Could you reproduce every one of the entries below word for word, leaving out the pictures?

__RECORDS FOR PROCESSING__.
----

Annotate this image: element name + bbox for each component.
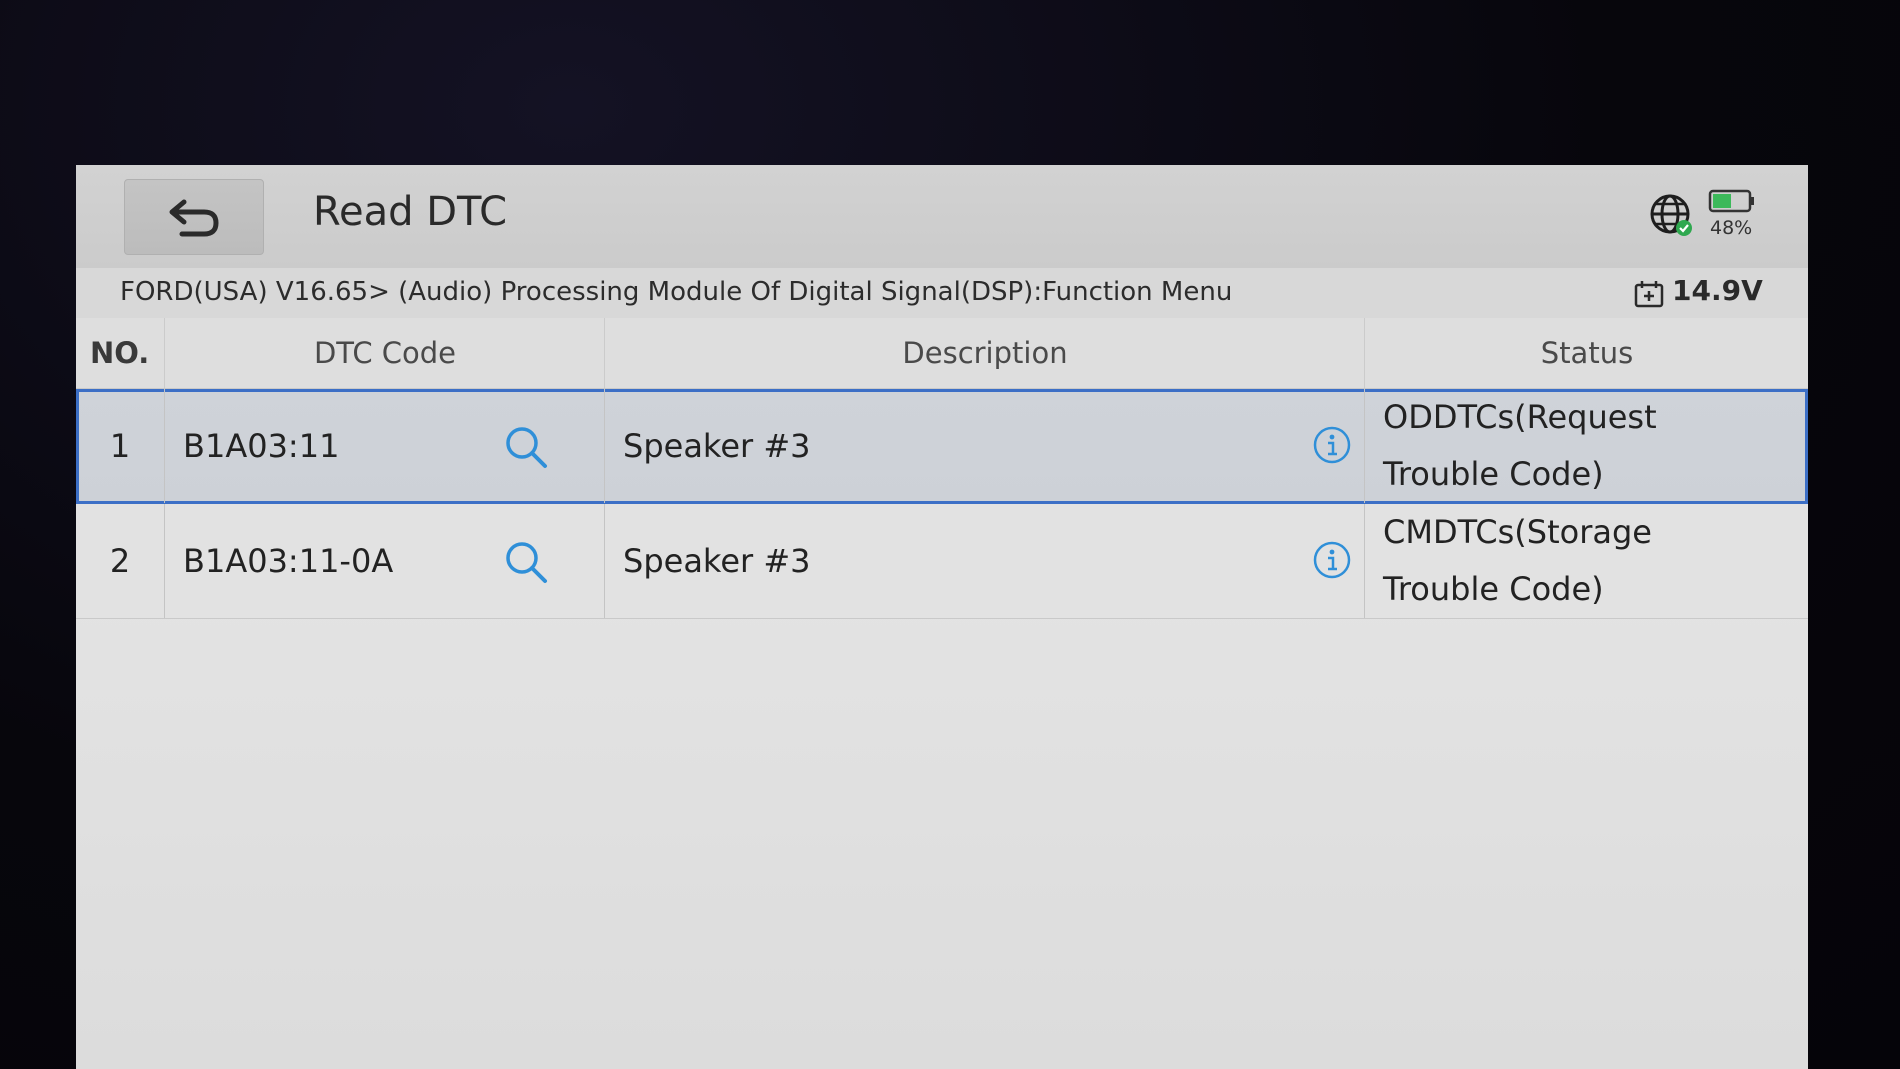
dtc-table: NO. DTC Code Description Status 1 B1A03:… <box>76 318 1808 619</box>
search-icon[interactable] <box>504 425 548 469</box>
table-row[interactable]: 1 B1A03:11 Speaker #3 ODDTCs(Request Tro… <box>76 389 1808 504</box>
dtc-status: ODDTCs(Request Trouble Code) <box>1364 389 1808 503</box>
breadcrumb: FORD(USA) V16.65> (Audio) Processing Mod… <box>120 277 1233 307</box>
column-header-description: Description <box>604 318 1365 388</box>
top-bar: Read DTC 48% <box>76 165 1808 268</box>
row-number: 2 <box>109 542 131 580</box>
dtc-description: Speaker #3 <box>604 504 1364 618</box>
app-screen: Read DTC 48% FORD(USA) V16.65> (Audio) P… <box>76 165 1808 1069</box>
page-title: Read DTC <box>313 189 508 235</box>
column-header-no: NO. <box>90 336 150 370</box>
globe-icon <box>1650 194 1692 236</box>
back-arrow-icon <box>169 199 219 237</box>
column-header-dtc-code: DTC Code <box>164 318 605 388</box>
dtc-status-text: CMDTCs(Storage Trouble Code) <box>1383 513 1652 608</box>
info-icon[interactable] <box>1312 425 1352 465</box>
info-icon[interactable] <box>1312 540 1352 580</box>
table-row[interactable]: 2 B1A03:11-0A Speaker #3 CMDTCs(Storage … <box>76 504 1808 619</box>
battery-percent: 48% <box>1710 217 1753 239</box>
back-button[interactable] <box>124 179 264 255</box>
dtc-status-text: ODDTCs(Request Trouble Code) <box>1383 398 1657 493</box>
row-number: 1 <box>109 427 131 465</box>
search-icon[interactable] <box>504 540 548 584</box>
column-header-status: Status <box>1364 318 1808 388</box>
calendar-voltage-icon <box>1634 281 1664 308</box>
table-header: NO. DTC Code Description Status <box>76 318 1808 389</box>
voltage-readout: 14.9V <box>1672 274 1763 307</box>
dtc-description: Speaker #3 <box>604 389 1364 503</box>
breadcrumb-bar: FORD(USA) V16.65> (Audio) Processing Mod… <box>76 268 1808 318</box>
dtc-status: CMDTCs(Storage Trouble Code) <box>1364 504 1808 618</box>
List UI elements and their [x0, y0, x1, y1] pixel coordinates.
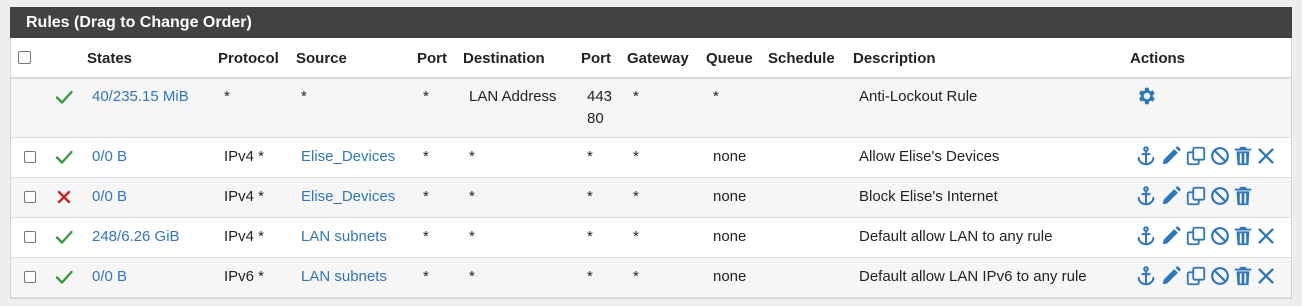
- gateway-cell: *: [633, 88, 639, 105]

----

__RESULT OF THE EXERCISE__.
Annotate this image: element name + bbox for each component.
dtc-table: NO. DTC Code Description Status 1 B1A03:… <box>76 318 1808 619</box>
search-icon[interactable] <box>504 425 548 469</box>
table-row[interactable]: 1 B1A03:11 Speaker #3 ODDTCs(Request Tro… <box>76 389 1808 504</box>
dtc-status: ODDTCs(Request Trouble Code) <box>1364 389 1808 503</box>
breadcrumb: FORD(USA) V16.65> (Audio) Processing Mod… <box>120 277 1233 307</box>
column-header-description: Description <box>604 318 1365 388</box>
top-bar: Read DTC 48% <box>76 165 1808 268</box>
row-number: 2 <box>109 542 131 580</box>
dtc-description: Speaker #3 <box>604 504 1364 618</box>
app-screen: Read DTC 48% FORD(USA) V16.65> (Audio) P… <box>76 165 1808 1069</box>
page-title: Read DTC <box>313 189 508 235</box>
column-header-no: NO. <box>90 336 150 370</box>
globe-icon <box>1650 194 1692 236</box>
back-arrow-icon <box>169 199 219 237</box>
column-header-dtc-code: DTC Code <box>164 318 605 388</box>
dtc-status-text: CMDTCs(Storage Trouble Code) <box>1383 513 1652 608</box>
info-icon[interactable] <box>1312 425 1352 465</box>
info-icon[interactable] <box>1312 540 1352 580</box>
table-row[interactable]: 2 B1A03:11-0A Speaker #3 CMDTCs(Storage … <box>76 504 1808 619</box>
battery-percent: 48% <box>1710 217 1753 239</box>
back-button[interactable] <box>124 179 264 255</box>
dtc-status-text: ODDTCs(Request Trouble Code) <box>1383 398 1657 493</box>
row-number: 1 <box>109 427 131 465</box>
search-icon[interactable] <box>504 540 548 584</box>
column-header-status: Status <box>1364 318 1808 388</box>
calendar-voltage-icon <box>1634 281 1664 308</box>
table-header: NO. DTC Code Description Status <box>76 318 1808 389</box>
voltage-readout: 14.9V <box>1672 274 1763 307</box>
dtc-description: Speaker #3 <box>604 389 1364 503</box>
breadcrumb-bar: FORD(USA) V16.65> (Audio) Processing Mod… <box>76 268 1808 318</box>
dtc-status: CMDTCs(Storage Trouble Code) <box>1364 504 1808 618</box>
List UI elements and their [x0, y0, x1, y1] pixel coordinates.
- gateway-cell: *: [633, 88, 639, 105]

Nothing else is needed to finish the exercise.